--- start ---

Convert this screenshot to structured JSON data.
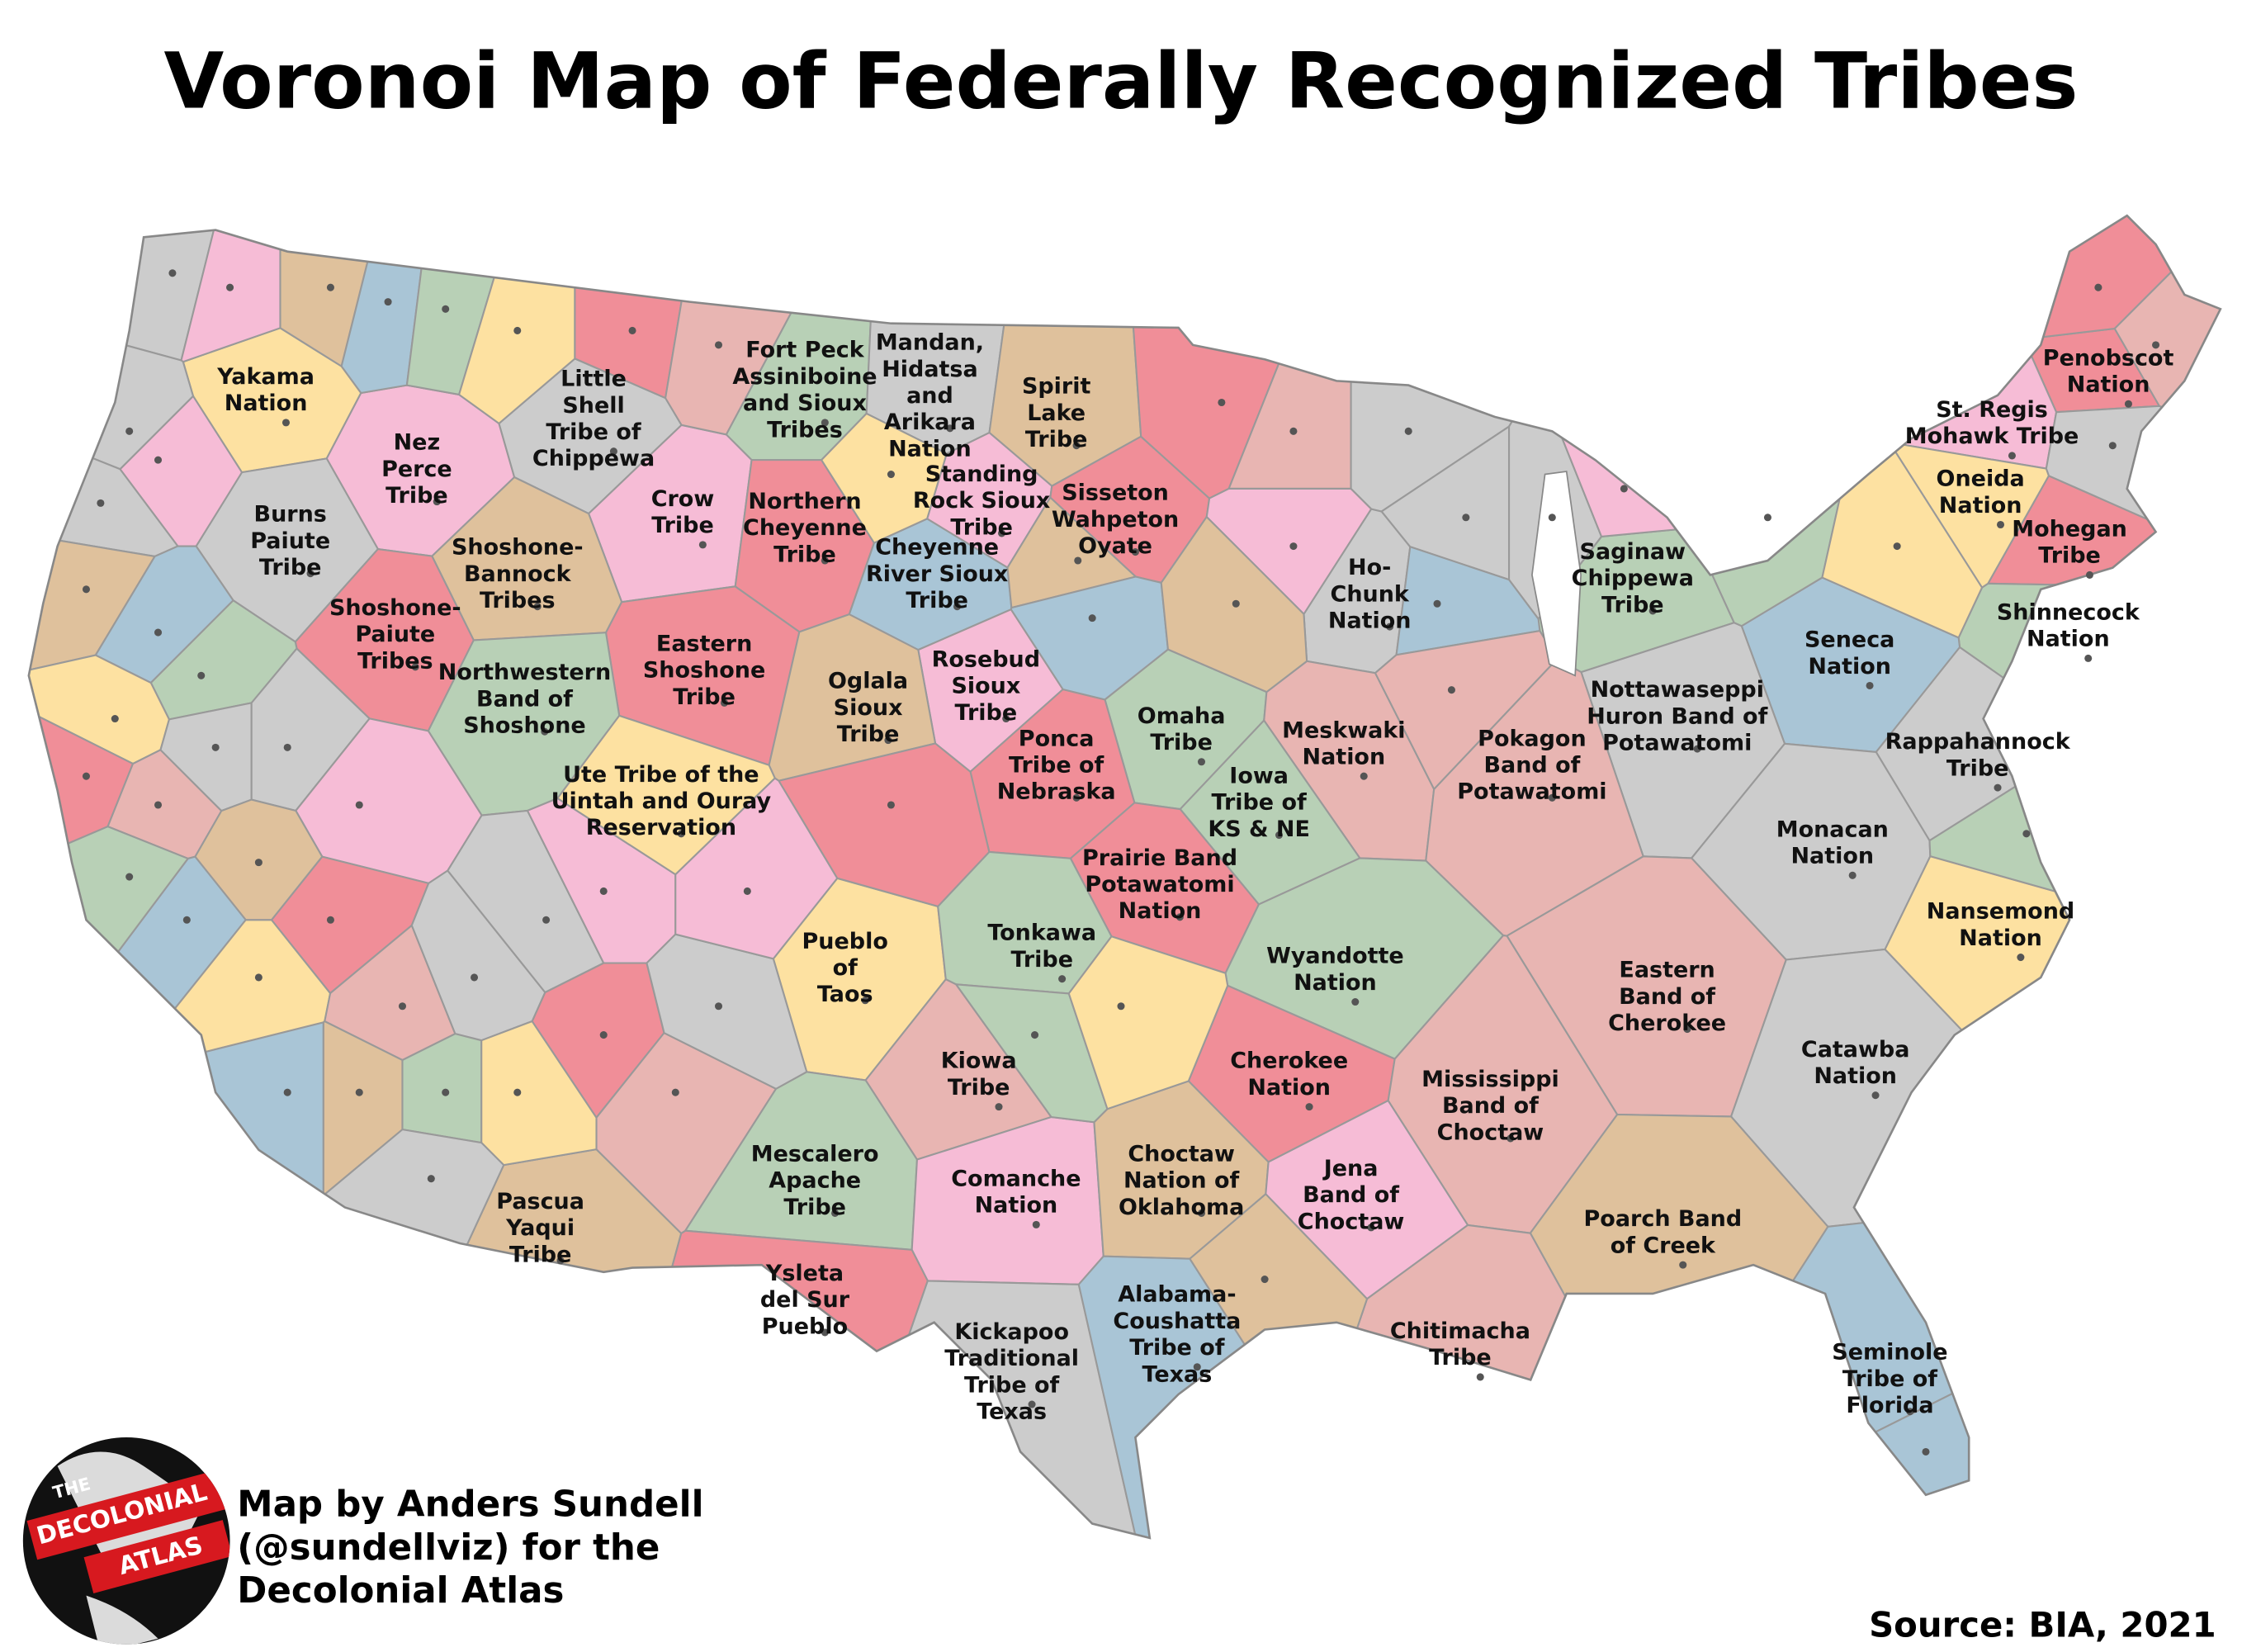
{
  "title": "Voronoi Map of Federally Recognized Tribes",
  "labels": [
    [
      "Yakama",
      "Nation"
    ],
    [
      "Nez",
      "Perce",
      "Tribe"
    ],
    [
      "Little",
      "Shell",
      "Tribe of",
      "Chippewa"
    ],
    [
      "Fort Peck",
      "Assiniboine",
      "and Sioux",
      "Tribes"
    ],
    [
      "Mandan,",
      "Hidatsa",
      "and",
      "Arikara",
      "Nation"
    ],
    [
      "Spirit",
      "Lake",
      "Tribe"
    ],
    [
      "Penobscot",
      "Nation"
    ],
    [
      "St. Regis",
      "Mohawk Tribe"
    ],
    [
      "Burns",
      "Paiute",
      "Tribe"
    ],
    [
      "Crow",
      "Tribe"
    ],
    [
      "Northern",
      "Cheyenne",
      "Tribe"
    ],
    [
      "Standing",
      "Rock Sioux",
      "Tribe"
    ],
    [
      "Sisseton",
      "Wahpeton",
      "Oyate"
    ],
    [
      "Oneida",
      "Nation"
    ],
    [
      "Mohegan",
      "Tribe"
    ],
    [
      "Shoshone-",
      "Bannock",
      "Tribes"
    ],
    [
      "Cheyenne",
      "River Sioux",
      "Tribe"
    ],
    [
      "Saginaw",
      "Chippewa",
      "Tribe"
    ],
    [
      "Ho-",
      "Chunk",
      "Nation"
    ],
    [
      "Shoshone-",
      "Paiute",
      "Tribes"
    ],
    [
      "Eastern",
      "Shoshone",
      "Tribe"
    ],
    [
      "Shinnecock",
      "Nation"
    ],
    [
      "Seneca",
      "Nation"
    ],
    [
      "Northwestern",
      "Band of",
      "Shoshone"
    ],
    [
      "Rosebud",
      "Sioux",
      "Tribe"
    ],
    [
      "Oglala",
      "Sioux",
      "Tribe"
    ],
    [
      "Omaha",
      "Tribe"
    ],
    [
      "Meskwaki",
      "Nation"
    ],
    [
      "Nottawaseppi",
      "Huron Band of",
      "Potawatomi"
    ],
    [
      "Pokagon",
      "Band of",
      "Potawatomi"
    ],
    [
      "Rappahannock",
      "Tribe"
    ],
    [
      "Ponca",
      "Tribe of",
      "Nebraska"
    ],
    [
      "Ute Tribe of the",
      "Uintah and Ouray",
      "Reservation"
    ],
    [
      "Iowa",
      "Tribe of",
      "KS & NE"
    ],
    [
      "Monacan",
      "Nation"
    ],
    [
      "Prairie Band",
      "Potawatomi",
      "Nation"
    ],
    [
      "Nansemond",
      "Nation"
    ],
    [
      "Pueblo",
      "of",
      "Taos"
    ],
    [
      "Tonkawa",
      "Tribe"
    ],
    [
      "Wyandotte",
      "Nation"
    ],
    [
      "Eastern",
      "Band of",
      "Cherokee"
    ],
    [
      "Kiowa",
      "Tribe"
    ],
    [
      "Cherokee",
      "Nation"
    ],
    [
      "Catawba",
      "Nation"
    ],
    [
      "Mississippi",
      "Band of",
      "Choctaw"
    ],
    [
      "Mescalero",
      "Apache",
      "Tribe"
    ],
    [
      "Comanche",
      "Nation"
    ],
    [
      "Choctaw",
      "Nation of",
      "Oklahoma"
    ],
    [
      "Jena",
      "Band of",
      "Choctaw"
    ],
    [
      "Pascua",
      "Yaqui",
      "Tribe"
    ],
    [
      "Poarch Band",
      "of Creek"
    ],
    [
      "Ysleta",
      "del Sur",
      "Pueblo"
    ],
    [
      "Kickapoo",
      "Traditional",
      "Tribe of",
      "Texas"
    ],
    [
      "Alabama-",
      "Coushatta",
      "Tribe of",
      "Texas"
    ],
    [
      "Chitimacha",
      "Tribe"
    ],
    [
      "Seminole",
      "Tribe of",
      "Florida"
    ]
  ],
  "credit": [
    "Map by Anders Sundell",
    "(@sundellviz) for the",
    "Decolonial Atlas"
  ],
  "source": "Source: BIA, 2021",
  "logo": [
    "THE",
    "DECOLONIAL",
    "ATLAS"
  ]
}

--- end ---

TASK - Repeat the listing in full and exactly. Do not include any images.

OUTPUT OF THE TASK -
Convert this screenshot to structured JSON data.
{
  "title": "Voronoi Map of Federally Recognized Tribes",
  "labels": [
    [
      "Yakama",
      "Nation"
    ],
    [
      "Nez",
      "Perce",
      "Tribe"
    ],
    [
      "Little",
      "Shell",
      "Tribe of",
      "Chippewa"
    ],
    [
      "Fort Peck",
      "Assiniboine",
      "and Sioux",
      "Tribes"
    ],
    [
      "Mandan,",
      "Hidatsa",
      "and",
      "Arikara",
      "Nation"
    ],
    [
      "Spirit",
      "Lake",
      "Tribe"
    ],
    [
      "Penobscot",
      "Nation"
    ],
    [
      "St. Regis",
      "Mohawk Tribe"
    ],
    [
      "Burns",
      "Paiute",
      "Tribe"
    ],
    [
      "Crow",
      "Tribe"
    ],
    [
      "Northern",
      "Cheyenne",
      "Tribe"
    ],
    [
      "Standing",
      "Rock Sioux",
      "Tribe"
    ],
    [
      "Sisseton",
      "Wahpeton",
      "Oyate"
    ],
    [
      "Oneida",
      "Nation"
    ],
    [
      "Mohegan",
      "Tribe"
    ],
    [
      "Shoshone-",
      "Bannock",
      "Tribes"
    ],
    [
      "Cheyenne",
      "River Sioux",
      "Tribe"
    ],
    [
      "Saginaw",
      "Chippewa",
      "Tribe"
    ],
    [
      "Ho-",
      "Chunk",
      "Nation"
    ],
    [
      "Shoshone-",
      "Paiute",
      "Tribes"
    ],
    [
      "Eastern",
      "Shoshone",
      "Tribe"
    ],
    [
      "Shinnecock",
      "Nation"
    ],
    [
      "Seneca",
      "Nation"
    ],
    [
      "Northwestern",
      "Band of",
      "Shoshone"
    ],
    [
      "Rosebud",
      "Sioux",
      "Tribe"
    ],
    [
      "Oglala",
      "Sioux",
      "Tribe"
    ],
    [
      "Omaha",
      "Tribe"
    ],
    [
      "Meskwaki",
      "Nation"
    ],
    [
      "Nottawaseppi",
      "Huron Band of",
      "Potawatomi"
    ],
    [
      "Pokagon",
      "Band of",
      "Potawatomi"
    ],
    [
      "Rappahannock",
      "Tribe"
    ],
    [
      "Ponca",
      "Tribe of",
      "Nebraska"
    ],
    [
      "Ute Tribe of the",
      "Uintah and Ouray",
      "Reservation"
    ],
    [
      "Iowa",
      "Tribe of",
      "KS & NE"
    ],
    [
      "Monacan",
      "Nation"
    ],
    [
      "Prairie Band",
      "Potawatomi",
      "Nation"
    ],
    [
      "Nansemond",
      "Nation"
    ],
    [
      "Pueblo",
      "of",
      "Taos"
    ],
    [
      "Tonkawa",
      "Tribe"
    ],
    [
      "Wyandotte",
      "Nation"
    ],
    [
      "Eastern",
      "Band of",
      "Cherokee"
    ],
    [
      "Kiowa",
      "Tribe"
    ],
    [
      "Cherokee",
      "Nation"
    ],
    [
      "Catawba",
      "Nation"
    ],
    [
      "Mississippi",
      "Band of",
      "Choctaw"
    ],
    [
      "Mescalero",
      "Apache",
      "Tribe"
    ],
    [
      "Comanche",
      "Nation"
    ],
    [
      "Choctaw",
      "Nation of",
      "Oklahoma"
    ],
    [
      "Jena",
      "Band of",
      "Choctaw"
    ],
    [
      "Pascua",
      "Yaqui",
      "Tribe"
    ],
    [
      "Poarch Band",
      "of Creek"
    ],
    [
      "Ysleta",
      "del Sur",
      "Pueblo"
    ],
    [
      "Kickapoo",
      "Traditional",
      "Tribe of",
      "Texas"
    ],
    [
      "Alabama-",
      "Coushatta",
      "Tribe of",
      "Texas"
    ],
    [
      "Chitimacha",
      "Tribe"
    ],
    [
      "Seminole",
      "Tribe of",
      "Florida"
    ]
  ],
  "credit": [
    "Map by Anders Sundell",
    "(@sundellviz) for the",
    "Decolonial Atlas"
  ],
  "source": "Source: BIA, 2021",
  "logo": [
    "THE",
    "DECOLONIAL",
    "ATLAS"
  ]
}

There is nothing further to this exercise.